PASSAGE SHOWN:
........

Electric Literature excerpts part of The Devil’s Treasure, Mary Gaitskill’s novel-in-progress about a little girl wandering through hell.
What are a few ways to land a multi-million-dollar (or even a million-dollar) book deal? You can write a debut novel starring a teenage female protagonist, or try self-publishing your books first. If that doesn’t work, you might want to serialize your novels—per Mark Danielewski—or write a celebrity memoir... Moby Lives considers what we can learn from the six-figure book deals of 2012.
From a Craig Brown's book One on One, an account of how Kingsley Amis advised Roald Dahl on his decision to start writing children’s books: "But if you do decide to have a crack, let me give you one warning. Unless you put everything you've got into it, unless you write it from the heart, the kids'll have no use for it. They'll see you're having them on. And just let me tell you from experience that there's nothing kids hate more than that. They won't give you a second chance either."
A new issue of N1BR, n+1’s book review, is out. Not all of it is available online yet, but excellent essays by Alice Gregory and Benjamin Kunkel are.
At the New York Review of Books blog, Tim Parks wonders: "Does money make us write better?"
To spare passengers the embarrassment of reading it in public, Virgin Atlantic Airways is offering fliers a discreet way to enjoy E.L. James’ erotic novel Fifty Shades of Gray—as a nineteen-hour audiobook.
Left-wing journalist and CounterPunch editor Alexander Cockburn died in Germany this weekend at the age of 71, fellow CounterPunch editor Jeffrey St. Clair announced on Saturday. The cause of death was cancer. Over the course of his career, Cockburn, who was born in Scotland, covered topics spanning the war in Iraq to U.S. policy in Israel for publications such as The Wall Street Journal and the Nation. The author of numerous books, Cockburn was remembered in a New York Times obituary as being an outspoken writer known for “condemning what he saw as the outrages of the right but also castigating the American liberal establishment when he thought it was being timid.”

........

RECORDED INFORMATION:

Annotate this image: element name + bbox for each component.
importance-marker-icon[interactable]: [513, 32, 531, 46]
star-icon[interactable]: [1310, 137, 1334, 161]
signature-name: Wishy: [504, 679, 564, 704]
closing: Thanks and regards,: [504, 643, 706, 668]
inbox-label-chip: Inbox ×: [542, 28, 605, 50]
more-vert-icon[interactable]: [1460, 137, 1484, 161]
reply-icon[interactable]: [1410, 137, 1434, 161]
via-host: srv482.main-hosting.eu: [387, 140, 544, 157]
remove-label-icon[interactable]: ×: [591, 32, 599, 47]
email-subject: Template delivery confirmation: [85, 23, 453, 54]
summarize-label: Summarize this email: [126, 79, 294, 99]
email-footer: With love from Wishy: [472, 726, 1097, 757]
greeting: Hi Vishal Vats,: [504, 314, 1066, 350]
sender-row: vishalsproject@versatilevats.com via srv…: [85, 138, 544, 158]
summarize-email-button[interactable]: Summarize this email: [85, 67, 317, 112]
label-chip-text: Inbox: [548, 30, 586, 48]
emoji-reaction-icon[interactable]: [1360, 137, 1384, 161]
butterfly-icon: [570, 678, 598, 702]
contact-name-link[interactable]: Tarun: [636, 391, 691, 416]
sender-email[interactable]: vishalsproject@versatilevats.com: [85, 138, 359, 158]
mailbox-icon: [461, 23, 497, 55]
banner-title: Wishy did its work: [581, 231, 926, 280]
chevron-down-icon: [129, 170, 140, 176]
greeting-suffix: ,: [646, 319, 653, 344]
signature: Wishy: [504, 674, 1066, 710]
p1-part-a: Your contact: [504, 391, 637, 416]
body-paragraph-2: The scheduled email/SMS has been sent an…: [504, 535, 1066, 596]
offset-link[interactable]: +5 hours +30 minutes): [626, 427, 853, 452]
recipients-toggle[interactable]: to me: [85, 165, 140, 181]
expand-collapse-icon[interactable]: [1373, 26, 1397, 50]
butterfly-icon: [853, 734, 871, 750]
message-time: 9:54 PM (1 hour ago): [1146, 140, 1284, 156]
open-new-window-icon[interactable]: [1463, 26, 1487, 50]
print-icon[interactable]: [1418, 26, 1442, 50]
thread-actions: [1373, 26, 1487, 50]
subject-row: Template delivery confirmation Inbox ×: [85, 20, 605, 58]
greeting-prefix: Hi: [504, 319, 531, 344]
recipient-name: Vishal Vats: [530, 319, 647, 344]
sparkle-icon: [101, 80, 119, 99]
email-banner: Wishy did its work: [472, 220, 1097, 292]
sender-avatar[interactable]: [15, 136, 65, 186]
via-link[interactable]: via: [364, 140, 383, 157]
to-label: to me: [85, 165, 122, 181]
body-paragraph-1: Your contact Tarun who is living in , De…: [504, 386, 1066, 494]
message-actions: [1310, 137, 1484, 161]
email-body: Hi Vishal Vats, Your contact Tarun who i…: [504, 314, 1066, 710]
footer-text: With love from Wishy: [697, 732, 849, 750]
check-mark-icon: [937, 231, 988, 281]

........

ASSIGNED TASK 1: State whether each of the following statements agrees with the news roundup: (a) Alexander Cockburn died in Germany at the age of 71; (b) Virgin Atlantic Airways offers Fifty Shades of Gray to fliers as a twelve-hour audiobook; (c) Kingsley Amis advised Roald Dahl on his decision to start writing children's books.
ASSIGNED TASK 2: Reproduce the news roundup from "From a Craig" to "Benjamin Kunkel are.".

TASK RESPONSE 1:
(a) Yes: "died in Germany this weekend at the age of 71"
(b) No: "as a nineteen-hour audiobook"
(c) Yes: "an account of how Kingsley Amis advised Roald Dahl on his decision to start writing children’s books"

TASK RESPONSE 2:
From a Craig Brown's book One on One, an account of how Kingsley Amis advised Roald Dahl on his decision to start writing children’s books: "But if you do decide to have a crack, let me give you one warning. Unless you put everything you've got into it, unless you write it from the heart, the kids'll have no use for it. They'll see you're having them on. And just let me tell you from experience that there's nothing kids hate more than that. They won't give you a second chance either."
A new issue of N1BR, n+1’s book review, is out. Not all of it is available online yet, but excellent essays by Alice Gregory and Benjamin Kunkel are.